» **WORK TO DO**
Repeat the data below exactly, dropping any pictures it holds.
>> Begin DATA EXTRACT
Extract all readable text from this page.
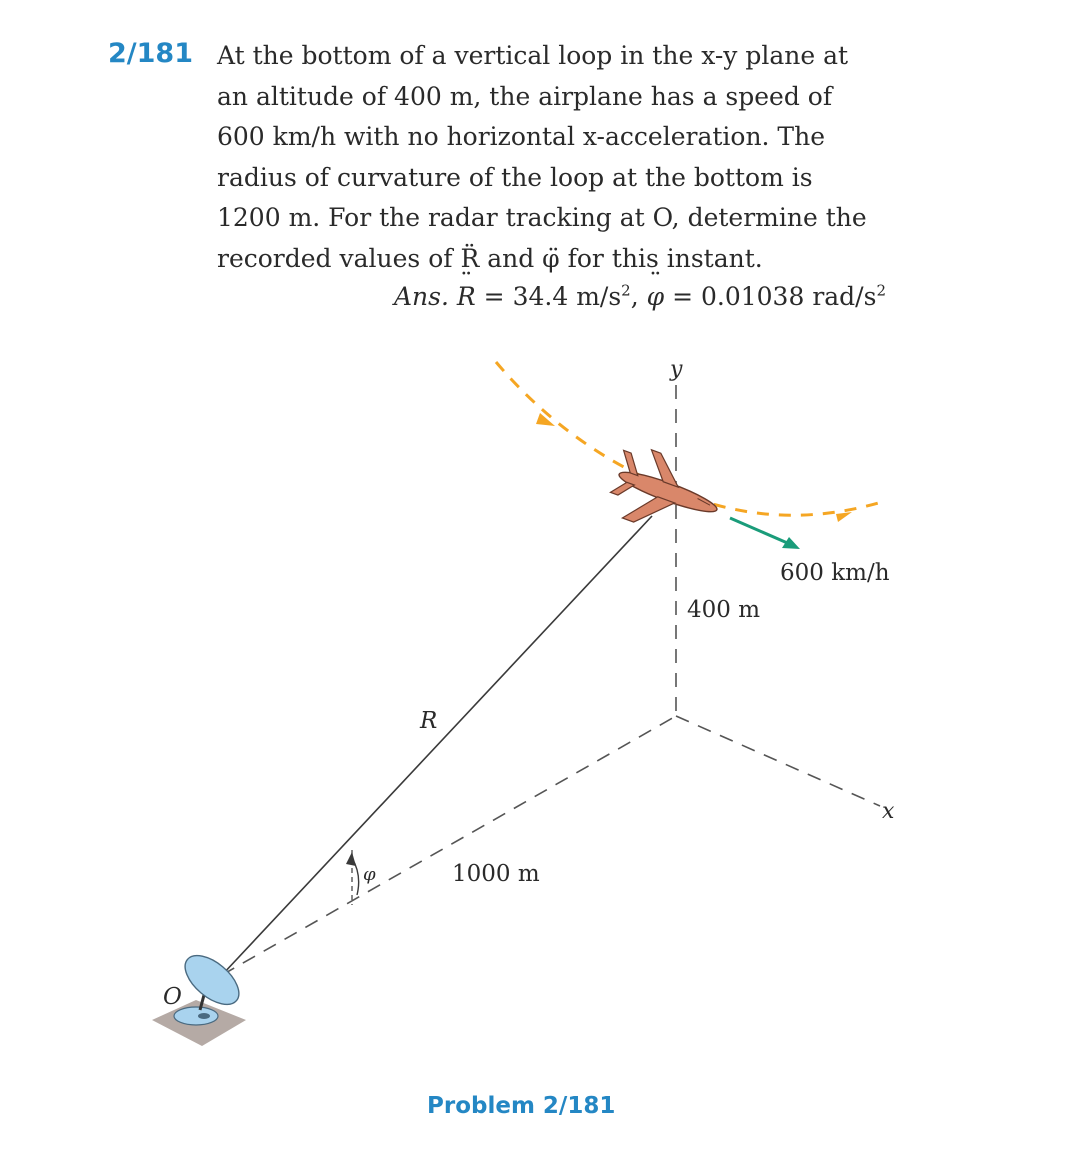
2/181 At the bottom of a vertical loop in the x-y plane at
an altitude of 400 m, the airplane has a speed of
600 km/h with no horizontal x-acceleration. The
radius of curvature of the loop at the bottom is
1200 m. For the radar tracking at O, determine the
recorded values of R̈ and φ̈ for this instant.
Ans. ¨ R = 34.4 $m/s^2$, ¨ φ = 0.01038 rad/$s^2$
y
x
600 km/h
400 m
R
φ	1000 m
O
Problem 2/181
>> End DATA EXTRACT
» **FULL SOLUTION**
Extract all readable text from this page.
2/181 At the bottom of a vertical loop in the x-y plane at
an altitude of 400 m, the airplane has a speed of
600 km/h with no horizontal x-acceleration. The
radius of curvature of the loop at the bottom is
1200 m. For the radar tracking at O, determine the
recorded values of R̈ and φ̈ for this instant.
Ans. ¨ R = 34.4 $m/s^2$, ¨ φ = 0.01038 rad/$s^2$
y
x
600 km/h
400 m
R
φ	1000 m
O
Problem 2/181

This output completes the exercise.